*TASK PROMPT*
Determine how many lines contain the string "initial" and reply with that number alone.

*RECORDS FOR THIS TASK*

:::

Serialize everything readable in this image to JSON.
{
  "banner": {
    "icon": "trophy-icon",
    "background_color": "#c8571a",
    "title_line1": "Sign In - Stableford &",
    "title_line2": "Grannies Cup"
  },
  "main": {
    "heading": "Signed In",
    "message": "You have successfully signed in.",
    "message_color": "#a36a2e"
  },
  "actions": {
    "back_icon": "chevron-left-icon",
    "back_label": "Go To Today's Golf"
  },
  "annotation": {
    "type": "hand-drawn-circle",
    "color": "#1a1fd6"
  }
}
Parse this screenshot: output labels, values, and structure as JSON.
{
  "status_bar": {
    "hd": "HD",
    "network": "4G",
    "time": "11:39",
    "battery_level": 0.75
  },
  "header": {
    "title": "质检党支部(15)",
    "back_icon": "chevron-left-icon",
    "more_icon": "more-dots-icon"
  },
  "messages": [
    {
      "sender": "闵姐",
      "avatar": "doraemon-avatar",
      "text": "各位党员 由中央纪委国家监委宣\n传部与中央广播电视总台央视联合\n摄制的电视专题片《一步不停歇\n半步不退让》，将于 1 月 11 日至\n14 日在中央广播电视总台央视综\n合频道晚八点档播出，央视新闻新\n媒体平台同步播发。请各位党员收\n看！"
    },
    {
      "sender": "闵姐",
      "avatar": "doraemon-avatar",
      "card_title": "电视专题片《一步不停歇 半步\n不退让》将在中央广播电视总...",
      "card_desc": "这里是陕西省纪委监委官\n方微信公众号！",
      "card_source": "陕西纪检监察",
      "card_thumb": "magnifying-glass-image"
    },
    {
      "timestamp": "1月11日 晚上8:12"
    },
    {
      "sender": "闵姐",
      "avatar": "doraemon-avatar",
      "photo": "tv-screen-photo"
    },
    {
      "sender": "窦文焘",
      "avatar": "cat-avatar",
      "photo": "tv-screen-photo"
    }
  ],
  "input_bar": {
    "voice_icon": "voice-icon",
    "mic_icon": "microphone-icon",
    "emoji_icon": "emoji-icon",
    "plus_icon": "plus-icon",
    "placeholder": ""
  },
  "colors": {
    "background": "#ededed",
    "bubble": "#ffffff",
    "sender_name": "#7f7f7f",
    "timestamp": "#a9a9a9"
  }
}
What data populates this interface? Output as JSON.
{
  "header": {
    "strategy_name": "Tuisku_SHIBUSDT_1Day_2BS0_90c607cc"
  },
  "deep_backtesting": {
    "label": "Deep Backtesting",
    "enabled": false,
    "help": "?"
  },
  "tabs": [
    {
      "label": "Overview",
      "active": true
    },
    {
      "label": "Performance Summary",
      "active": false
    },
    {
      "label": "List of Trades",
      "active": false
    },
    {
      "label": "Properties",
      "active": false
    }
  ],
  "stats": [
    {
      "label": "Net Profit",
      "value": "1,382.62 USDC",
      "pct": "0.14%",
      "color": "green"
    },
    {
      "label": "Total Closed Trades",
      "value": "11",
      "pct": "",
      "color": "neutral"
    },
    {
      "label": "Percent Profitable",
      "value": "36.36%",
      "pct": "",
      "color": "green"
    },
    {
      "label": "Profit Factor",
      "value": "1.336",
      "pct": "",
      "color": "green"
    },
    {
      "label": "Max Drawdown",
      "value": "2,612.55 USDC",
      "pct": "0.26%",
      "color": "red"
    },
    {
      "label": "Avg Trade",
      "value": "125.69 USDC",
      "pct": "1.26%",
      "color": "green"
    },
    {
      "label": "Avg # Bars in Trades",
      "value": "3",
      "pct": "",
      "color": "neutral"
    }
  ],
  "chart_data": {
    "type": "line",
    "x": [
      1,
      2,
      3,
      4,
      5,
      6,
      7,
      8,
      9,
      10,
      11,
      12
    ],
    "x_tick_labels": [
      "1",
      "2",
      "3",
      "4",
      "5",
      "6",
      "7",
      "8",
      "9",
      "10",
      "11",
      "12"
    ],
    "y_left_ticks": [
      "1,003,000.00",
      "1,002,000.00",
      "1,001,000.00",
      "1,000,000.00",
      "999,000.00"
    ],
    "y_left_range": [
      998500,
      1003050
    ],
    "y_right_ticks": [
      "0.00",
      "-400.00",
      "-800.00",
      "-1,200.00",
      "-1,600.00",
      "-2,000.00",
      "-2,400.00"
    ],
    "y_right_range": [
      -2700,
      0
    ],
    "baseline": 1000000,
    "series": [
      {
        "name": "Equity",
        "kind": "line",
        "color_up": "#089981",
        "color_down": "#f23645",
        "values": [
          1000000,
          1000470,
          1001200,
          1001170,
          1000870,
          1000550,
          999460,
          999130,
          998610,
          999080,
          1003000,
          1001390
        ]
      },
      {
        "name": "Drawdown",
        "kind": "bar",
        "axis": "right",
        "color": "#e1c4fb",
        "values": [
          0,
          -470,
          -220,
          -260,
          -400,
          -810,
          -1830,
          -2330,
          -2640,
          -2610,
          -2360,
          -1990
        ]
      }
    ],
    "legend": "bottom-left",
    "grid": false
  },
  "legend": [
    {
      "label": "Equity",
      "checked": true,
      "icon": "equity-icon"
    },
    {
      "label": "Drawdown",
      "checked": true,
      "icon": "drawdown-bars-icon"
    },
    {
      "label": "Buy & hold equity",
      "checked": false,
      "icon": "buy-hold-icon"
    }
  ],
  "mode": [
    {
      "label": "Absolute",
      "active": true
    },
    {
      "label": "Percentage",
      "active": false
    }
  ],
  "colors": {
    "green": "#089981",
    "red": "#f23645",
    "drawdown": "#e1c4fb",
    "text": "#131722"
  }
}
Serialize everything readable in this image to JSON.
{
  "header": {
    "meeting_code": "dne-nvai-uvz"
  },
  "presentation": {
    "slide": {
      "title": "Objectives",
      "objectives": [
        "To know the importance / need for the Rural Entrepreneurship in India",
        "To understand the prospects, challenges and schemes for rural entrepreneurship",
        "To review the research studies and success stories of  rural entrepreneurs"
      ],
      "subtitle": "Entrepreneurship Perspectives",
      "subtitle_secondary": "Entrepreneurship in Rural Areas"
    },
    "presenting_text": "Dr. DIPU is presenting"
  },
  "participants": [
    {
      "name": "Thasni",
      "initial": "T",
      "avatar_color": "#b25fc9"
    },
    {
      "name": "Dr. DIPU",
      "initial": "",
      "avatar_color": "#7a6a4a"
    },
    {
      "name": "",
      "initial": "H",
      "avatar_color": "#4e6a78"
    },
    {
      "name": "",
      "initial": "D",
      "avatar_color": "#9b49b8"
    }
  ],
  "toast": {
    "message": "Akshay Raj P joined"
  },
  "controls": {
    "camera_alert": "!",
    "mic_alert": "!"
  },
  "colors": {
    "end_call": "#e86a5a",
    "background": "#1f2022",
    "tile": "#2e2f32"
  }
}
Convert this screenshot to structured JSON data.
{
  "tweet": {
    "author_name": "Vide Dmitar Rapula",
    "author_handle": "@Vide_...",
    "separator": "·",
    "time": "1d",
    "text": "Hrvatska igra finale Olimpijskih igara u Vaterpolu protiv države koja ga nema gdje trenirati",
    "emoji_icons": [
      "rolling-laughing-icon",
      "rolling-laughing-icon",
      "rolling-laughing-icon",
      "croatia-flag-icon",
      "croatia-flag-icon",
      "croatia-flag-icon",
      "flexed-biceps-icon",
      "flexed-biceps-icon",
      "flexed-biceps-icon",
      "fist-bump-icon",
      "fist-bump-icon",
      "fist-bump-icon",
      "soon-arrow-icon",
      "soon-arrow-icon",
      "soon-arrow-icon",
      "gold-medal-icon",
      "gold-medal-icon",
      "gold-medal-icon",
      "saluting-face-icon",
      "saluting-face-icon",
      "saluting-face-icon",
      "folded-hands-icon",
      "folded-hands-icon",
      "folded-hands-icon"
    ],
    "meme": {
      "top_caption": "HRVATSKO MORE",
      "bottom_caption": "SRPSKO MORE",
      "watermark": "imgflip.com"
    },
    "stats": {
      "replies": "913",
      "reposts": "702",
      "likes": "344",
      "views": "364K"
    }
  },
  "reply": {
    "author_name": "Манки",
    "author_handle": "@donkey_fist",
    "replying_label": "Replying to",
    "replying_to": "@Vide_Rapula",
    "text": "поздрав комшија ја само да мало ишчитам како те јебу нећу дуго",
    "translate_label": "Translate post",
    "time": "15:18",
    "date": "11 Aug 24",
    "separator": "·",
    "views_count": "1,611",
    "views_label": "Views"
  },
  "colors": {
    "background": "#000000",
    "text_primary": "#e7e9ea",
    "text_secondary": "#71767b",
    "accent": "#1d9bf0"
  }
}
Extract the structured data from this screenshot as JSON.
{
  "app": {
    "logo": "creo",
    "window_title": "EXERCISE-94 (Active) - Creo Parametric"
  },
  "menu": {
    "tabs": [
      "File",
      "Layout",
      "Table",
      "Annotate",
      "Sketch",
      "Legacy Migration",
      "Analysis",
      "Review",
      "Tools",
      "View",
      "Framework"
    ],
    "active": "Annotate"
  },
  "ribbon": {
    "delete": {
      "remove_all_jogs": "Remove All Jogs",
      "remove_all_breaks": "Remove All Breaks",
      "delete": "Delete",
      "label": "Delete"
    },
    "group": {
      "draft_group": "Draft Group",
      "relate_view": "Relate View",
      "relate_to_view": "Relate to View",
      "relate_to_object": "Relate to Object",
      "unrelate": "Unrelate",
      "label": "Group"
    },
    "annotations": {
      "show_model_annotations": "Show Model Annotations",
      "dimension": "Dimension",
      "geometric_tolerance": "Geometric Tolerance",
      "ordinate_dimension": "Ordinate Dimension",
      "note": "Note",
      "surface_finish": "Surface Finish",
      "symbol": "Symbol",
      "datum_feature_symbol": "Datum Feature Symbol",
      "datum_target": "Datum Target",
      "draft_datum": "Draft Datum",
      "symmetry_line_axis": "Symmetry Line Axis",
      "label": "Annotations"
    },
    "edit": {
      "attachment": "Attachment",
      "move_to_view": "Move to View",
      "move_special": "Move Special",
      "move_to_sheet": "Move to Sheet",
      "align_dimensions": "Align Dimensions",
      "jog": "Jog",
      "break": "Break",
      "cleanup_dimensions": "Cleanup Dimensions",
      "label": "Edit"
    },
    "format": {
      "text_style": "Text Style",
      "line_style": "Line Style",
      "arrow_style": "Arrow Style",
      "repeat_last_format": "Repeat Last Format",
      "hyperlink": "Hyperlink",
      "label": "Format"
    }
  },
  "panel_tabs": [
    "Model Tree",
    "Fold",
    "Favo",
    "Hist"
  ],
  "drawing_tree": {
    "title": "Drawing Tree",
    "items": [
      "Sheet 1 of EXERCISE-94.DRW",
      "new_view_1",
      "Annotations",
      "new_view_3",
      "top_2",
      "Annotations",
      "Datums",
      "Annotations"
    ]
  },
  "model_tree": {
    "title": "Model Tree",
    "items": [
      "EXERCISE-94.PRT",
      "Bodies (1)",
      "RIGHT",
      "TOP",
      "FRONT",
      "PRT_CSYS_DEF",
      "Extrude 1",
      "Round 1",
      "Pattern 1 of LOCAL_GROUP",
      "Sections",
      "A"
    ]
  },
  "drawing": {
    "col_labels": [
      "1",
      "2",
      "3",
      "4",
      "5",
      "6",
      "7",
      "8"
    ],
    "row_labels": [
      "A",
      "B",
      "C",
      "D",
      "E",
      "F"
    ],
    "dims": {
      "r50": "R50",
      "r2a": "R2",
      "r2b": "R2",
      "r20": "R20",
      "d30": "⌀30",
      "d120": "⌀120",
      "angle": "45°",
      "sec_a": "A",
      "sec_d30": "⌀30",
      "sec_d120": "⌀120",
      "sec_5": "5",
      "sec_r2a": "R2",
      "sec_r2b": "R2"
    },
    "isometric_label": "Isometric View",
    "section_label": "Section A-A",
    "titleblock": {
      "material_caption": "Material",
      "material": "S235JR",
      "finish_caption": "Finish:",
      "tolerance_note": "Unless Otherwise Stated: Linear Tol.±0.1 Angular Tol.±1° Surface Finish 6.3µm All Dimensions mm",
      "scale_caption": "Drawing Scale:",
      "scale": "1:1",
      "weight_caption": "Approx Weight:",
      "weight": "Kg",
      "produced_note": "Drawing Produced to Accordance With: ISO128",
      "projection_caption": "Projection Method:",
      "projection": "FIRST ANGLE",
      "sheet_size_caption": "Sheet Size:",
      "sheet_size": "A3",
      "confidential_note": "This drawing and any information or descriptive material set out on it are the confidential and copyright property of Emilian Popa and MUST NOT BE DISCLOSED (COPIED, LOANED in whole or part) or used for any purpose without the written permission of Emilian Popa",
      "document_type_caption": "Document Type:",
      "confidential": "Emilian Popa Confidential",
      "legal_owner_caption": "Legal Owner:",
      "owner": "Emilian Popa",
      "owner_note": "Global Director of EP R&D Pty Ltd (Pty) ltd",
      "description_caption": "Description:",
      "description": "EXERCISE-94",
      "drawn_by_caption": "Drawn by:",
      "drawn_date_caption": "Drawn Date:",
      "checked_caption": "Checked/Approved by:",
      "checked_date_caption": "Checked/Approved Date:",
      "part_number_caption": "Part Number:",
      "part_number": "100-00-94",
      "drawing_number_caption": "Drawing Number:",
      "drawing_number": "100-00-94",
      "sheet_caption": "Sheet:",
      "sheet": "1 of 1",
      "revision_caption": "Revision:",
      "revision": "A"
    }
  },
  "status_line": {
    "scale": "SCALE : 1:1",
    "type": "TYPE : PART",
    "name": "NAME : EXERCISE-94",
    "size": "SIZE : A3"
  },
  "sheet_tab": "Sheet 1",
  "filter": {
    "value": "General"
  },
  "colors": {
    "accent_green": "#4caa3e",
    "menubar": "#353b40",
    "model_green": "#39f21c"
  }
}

:::

*SOLVED EXERCISE*
4